- [WORK REQUIRED] Output the entries word for word. Omit images.

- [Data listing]
::::::::

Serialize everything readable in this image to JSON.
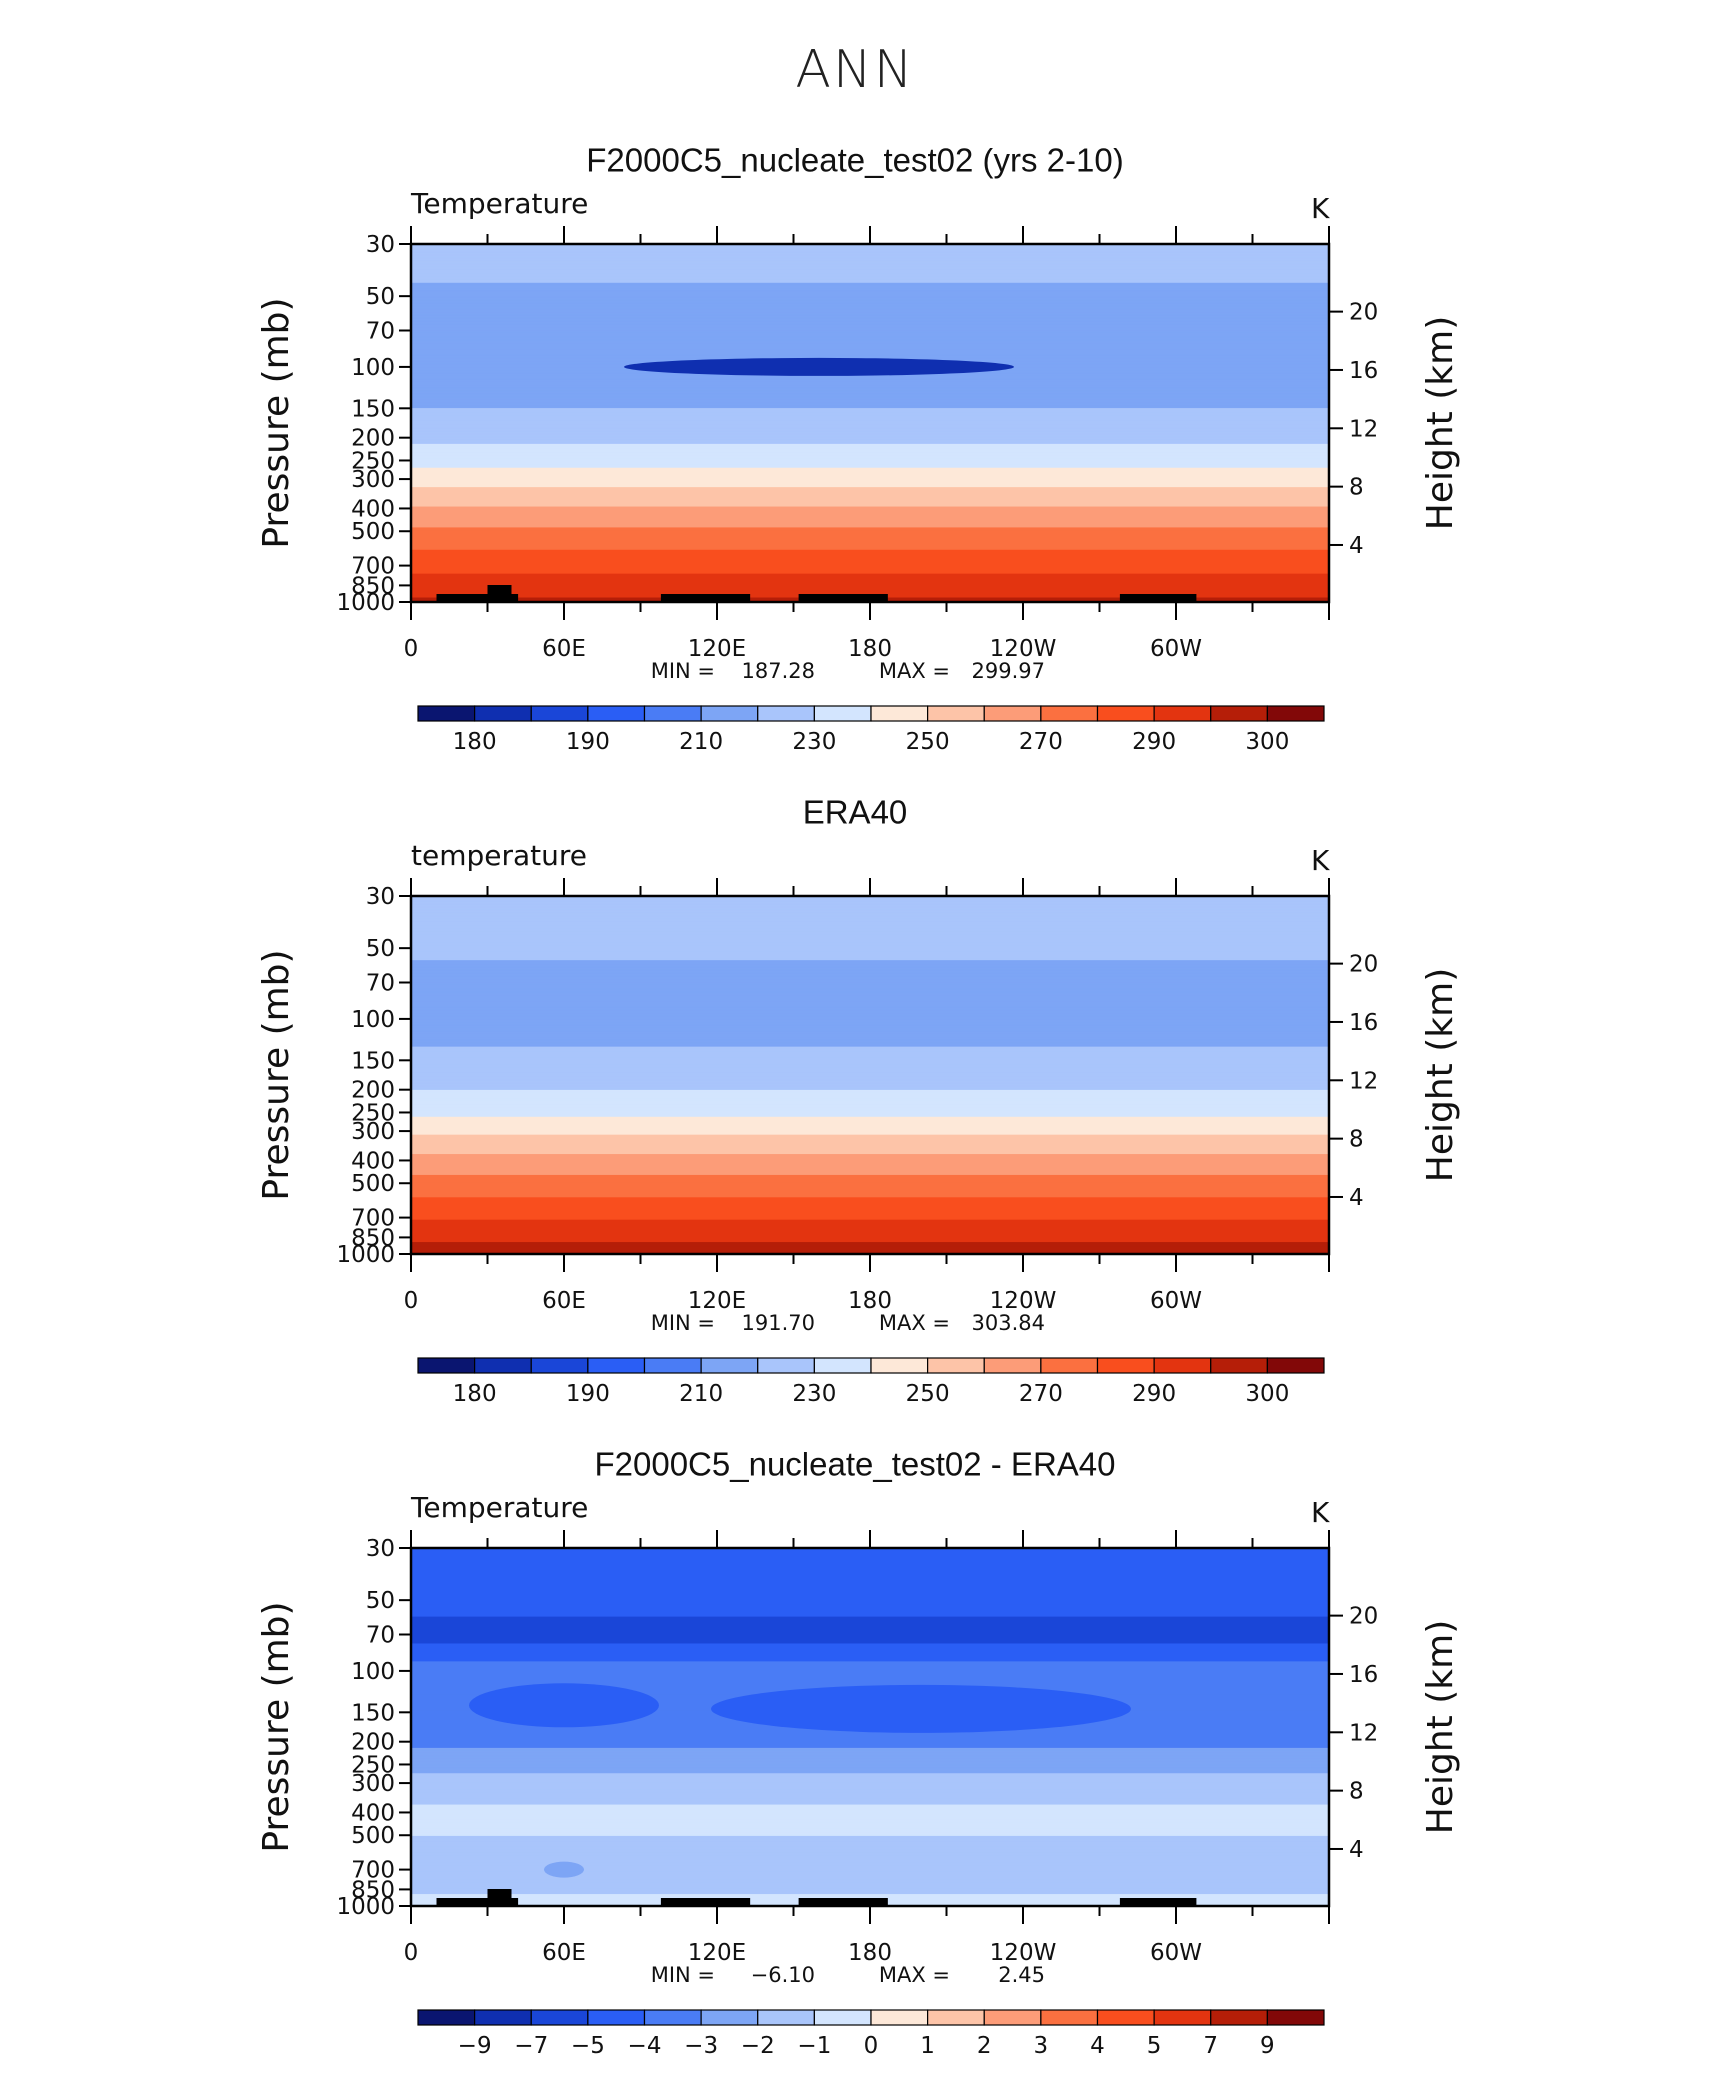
{
  "page_title": "ANN",
  "panel_top_label": "K",
  "axes": {
    "y_left_label": "Pressure (mb)",
    "y_right_label": "Height (km)",
    "pressure_ticks": [
      "30",
      "50",
      "70",
      "100",
      "150",
      "200",
      "250",
      "300",
      "400",
      "500",
      "700",
      "850",
      "1000"
    ],
    "height_ticks": [
      "20",
      "16",
      "12",
      "8",
      "4"
    ],
    "lon_ticks": [
      "0",
      "60E",
      "120E",
      "180",
      "120W",
      "60W"
    ]
  },
  "chart_data": [
    {
      "type": "heatmap",
      "title": "F2000C5_nucleate_test02 (yrs 2-10)",
      "variable_label": "Temperature",
      "units": "K",
      "min_label": "MIN",
      "max_label": "MAX",
      "min": "187.28",
      "max": "299.97",
      "colorbar_labels": [
        "180",
        "190",
        "210",
        "230",
        "250",
        "270",
        "290",
        "300"
      ],
      "colors": [
        "#0a1570",
        "#0f2fb0",
        "#1a46d8",
        "#2a5ef5",
        "#4a7cf5",
        "#7da5f5",
        "#a9c5fb",
        "#d3e5fe",
        "#fde8d8",
        "#fdc4a8",
        "#fc9c78",
        "#fb7040",
        "#f94e1e",
        "#e33410",
        "#b51e08",
        "#820808"
      ],
      "profile_K": [
        {
          "p": "30",
          "t": 213
        },
        {
          "p": "50",
          "t": 209
        },
        {
          "p": "70",
          "t": 206
        },
        {
          "p": "100",
          "t": 204
        },
        {
          "p": "150",
          "t": 210
        },
        {
          "p": "200",
          "t": 218
        },
        {
          "p": "250",
          "t": 226
        },
        {
          "p": "300",
          "t": 236
        },
        {
          "p": "400",
          "t": 251
        },
        {
          "p": "500",
          "t": 262
        },
        {
          "p": "700",
          "t": 277
        },
        {
          "p": "850",
          "t": 285
        },
        {
          "p": "1000",
          "t": 292
        }
      ]
    },
    {
      "type": "heatmap",
      "title": "ERA40",
      "variable_label": "temperature",
      "units": "K",
      "min_label": "MIN",
      "max_label": "MAX",
      "min": "191.70",
      "max": "303.84",
      "colorbar_labels": [
        "180",
        "190",
        "210",
        "230",
        "250",
        "270",
        "290",
        "300"
      ],
      "colors": [
        "#0a1570",
        "#0f2fb0",
        "#1a46d8",
        "#2a5ef5",
        "#4a7cf5",
        "#7da5f5",
        "#a9c5fb",
        "#d3e5fe",
        "#fde8d8",
        "#fdc4a8",
        "#fc9c78",
        "#fb7040",
        "#f94e1e",
        "#e33410",
        "#b51e08",
        "#820808"
      ],
      "profile_K": [
        {
          "p": "30",
          "t": 216
        },
        {
          "p": "50",
          "t": 211
        },
        {
          "p": "70",
          "t": 208
        },
        {
          "p": "100",
          "t": 206
        },
        {
          "p": "150",
          "t": 212
        },
        {
          "p": "200",
          "t": 220
        },
        {
          "p": "250",
          "t": 228
        },
        {
          "p": "300",
          "t": 238
        },
        {
          "p": "400",
          "t": 253
        },
        {
          "p": "500",
          "t": 264
        },
        {
          "p": "700",
          "t": 279
        },
        {
          "p": "850",
          "t": 288
        },
        {
          "p": "1000",
          "t": 295
        }
      ]
    },
    {
      "type": "heatmap",
      "title": "F2000C5_nucleate_test02 - ERA40",
      "variable_label": "Temperature",
      "units": "K",
      "min_label": "MIN",
      "max_label": "MAX",
      "min": "−6.10",
      "max": "2.45",
      "colorbar_labels": [
        "−9",
        "−7",
        "−5",
        "−4",
        "−3",
        "−2",
        "−1",
        "0",
        "1",
        "2",
        "3",
        "4",
        "5",
        "7",
        "9"
      ],
      "colors": [
        "#0a1570",
        "#0f2fb0",
        "#1a46d8",
        "#2a5ef5",
        "#4a7cf5",
        "#7da5f5",
        "#a9c5fb",
        "#d3e5fe",
        "#fde8d8",
        "#fdc4a8",
        "#fc9c78",
        "#fb7040",
        "#f94e1e",
        "#e33410",
        "#b51e08",
        "#820808"
      ],
      "profile_K": [
        {
          "p": "30",
          "t": -4.5
        },
        {
          "p": "50",
          "t": -4.5
        },
        {
          "p": "70",
          "t": -5.5
        },
        {
          "p": "100",
          "t": -3.5
        },
        {
          "p": "150",
          "t": -3.5
        },
        {
          "p": "200",
          "t": -3.2
        },
        {
          "p": "250",
          "t": -2.5
        },
        {
          "p": "300",
          "t": -1.5
        },
        {
          "p": "400",
          "t": -0.8
        },
        {
          "p": "500",
          "t": -1.0
        },
        {
          "p": "700",
          "t": -1.5
        },
        {
          "p": "850",
          "t": -1.2
        },
        {
          "p": "1000",
          "t": -0.5
        }
      ]
    }
  ]
}
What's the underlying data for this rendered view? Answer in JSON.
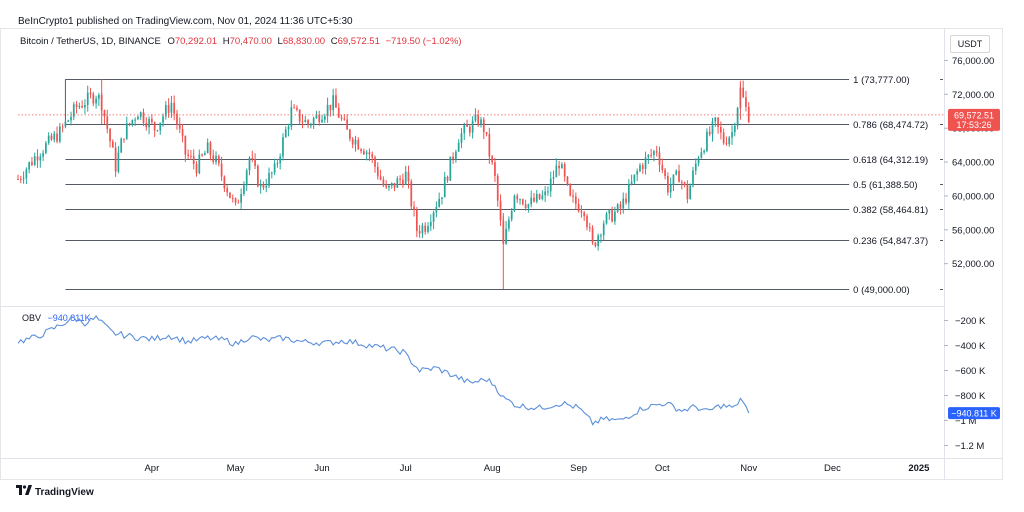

::::::::

- [EXERCISE ANSWER]
Serialize everything readable in this image to JSON.
{
  "page_title": "ANN",
  "panel_top_label": "K",
  "axes": {
    "y_left_label": "Pressure (mb)",
    "y_right_label": "Height (km)",
    "pressure_ticks": [
      "30",
      "50",
      "70",
      "100",
      "150",
      "200",
      "250",
      "300",
      "400",
      "500",
      "700",
      "850",
      "1000"
    ],
    "height_ticks": [
      "20",
      "16",
      "12",
      "8",
      "4"
    ],
    "lon_ticks": [
      "0",
      "60E",
      "120E",
      "180",
      "120W",
      "60W"
    ]
  },
  "chart_data": [
    {
      "type": "heatmap",
      "title": "F2000C5_nucleate_test02 (yrs 2-10)",
      "variable_label": "Temperature",
      "units": "K",
      "min_label": "MIN",
      "max_label": "MAX",
      "min": "187.28",
      "max": "299.97",
      "colorbar_labels": [
        "180",
        "190",
        "210",
        "230",
        "250",
        "270",
        "290",
        "300"
      ],
      "colors": [
        "#0a1570",
        "#0f2fb0",
        "#1a46d8",
        "#2a5ef5",
        "#4a7cf5",
        "#7da5f5",
        "#a9c5fb",
        "#d3e5fe",
        "#fde8d8",
        "#fdc4a8",
        "#fc9c78",
        "#fb7040",
        "#f94e1e",
        "#e33410",
        "#b51e08",
        "#820808"
      ],
      "profile_K": [
        {
          "p": "30",
          "t": 213
        },
        {
          "p": "50",
          "t": 209
        },
        {
          "p": "70",
          "t": 206
        },
        {
          "p": "100",
          "t": 204
        },
        {
          "p": "150",
          "t": 210
        },
        {
          "p": "200",
          "t": 218
        },
        {
          "p": "250",
          "t": 226
        },
        {
          "p": "300",
          "t": 236
        },
        {
          "p": "400",
          "t": 251
        },
        {
          "p": "500",
          "t": 262
        },
        {
          "p": "700",
          "t": 277
        },
        {
          "p": "850",
          "t": 285
        },
        {
          "p": "1000",
          "t": 292
        }
      ]
    },
    {
      "type": "heatmap",
      "title": "ERA40",
      "variable_label": "temperature",
      "units": "K",
      "min_label": "MIN",
      "max_label": "MAX",
      "min": "191.70",
      "max": "303.84",
      "colorbar_labels": [
        "180",
        "190",
        "210",
        "230",
        "250",
        "270",
        "290",
        "300"
      ],
      "colors": [
        "#0a1570",
        "#0f2fb0",
        "#1a46d8",
        "#2a5ef5",
        "#4a7cf5",
        "#7da5f5",
        "#a9c5fb",
        "#d3e5fe",
        "#fde8d8",
        "#fdc4a8",
        "#fc9c78",
        "#fb7040",
        "#f94e1e",
        "#e33410",
        "#b51e08",
        "#820808"
      ],
      "profile_K": [
        {
          "p": "30",
          "t": 216
        },
        {
          "p": "50",
          "t": 211
        },
        {
          "p": "70",
          "t": 208
        },
        {
          "p": "100",
          "t": 206
        },
        {
          "p": "150",
          "t": 212
        },
        {
          "p": "200",
          "t": 220
        },
        {
          "p": "250",
          "t": 228
        },
        {
          "p": "300",
          "t": 238
        },
        {
          "p": "400",
          "t": 253
        },
        {
          "p": "500",
          "t": 264
        },
        {
          "p": "700",
          "t": 279
        },
        {
          "p": "850",
          "t": 288
        },
        {
          "p": "1000",
          "t": 295
        }
      ]
    },
    {
      "type": "heatmap",
      "title": "F2000C5_nucleate_test02 - ERA40",
      "variable_label": "Temperature",
      "units": "K",
      "min_label": "MIN",
      "max_label": "MAX",
      "min": "−6.10",
      "max": "2.45",
      "colorbar_labels": [
        "−9",
        "−7",
        "−5",
        "−4",
        "−3",
        "−2",
        "−1",
        "0",
        "1",
        "2",
        "3",
        "4",
        "5",
        "7",
        "9"
      ],
      "colors": [
        "#0a1570",
        "#0f2fb0",
        "#1a46d8",
        "#2a5ef5",
        "#4a7cf5",
        "#7da5f5",
        "#a9c5fb",
        "#d3e5fe",
        "#fde8d8",
        "#fdc4a8",
        "#fc9c78",
        "#fb7040",
        "#f94e1e",
        "#e33410",
        "#b51e08",
        "#820808"
      ],
      "profile_K": [
        {
          "p": "30",
          "t": -4.5
        },
        {
          "p": "50",
          "t": -4.5
        },
        {
          "p": "70",
          "t": -5.5
        },
        {
          "p": "100",
          "t": -3.5
        },
        {
          "p": "150",
          "t": -3.5
        },
        {
          "p": "200",
          "t": -3.2
        },
        {
          "p": "250",
          "t": -2.5
        },
        {
          "p": "300",
          "t": -1.5
        },
        {
          "p": "400",
          "t": -0.8
        },
        {
          "p": "500",
          "t": -1.0
        },
        {
          "p": "700",
          "t": -1.5
        },
        {
          "p": "850",
          "t": -1.2
        },
        {
          "p": "1000",
          "t": -0.5
        }
      ]
    }
  ]
}
What's the underlying data for this rendered view? Answer in JSON.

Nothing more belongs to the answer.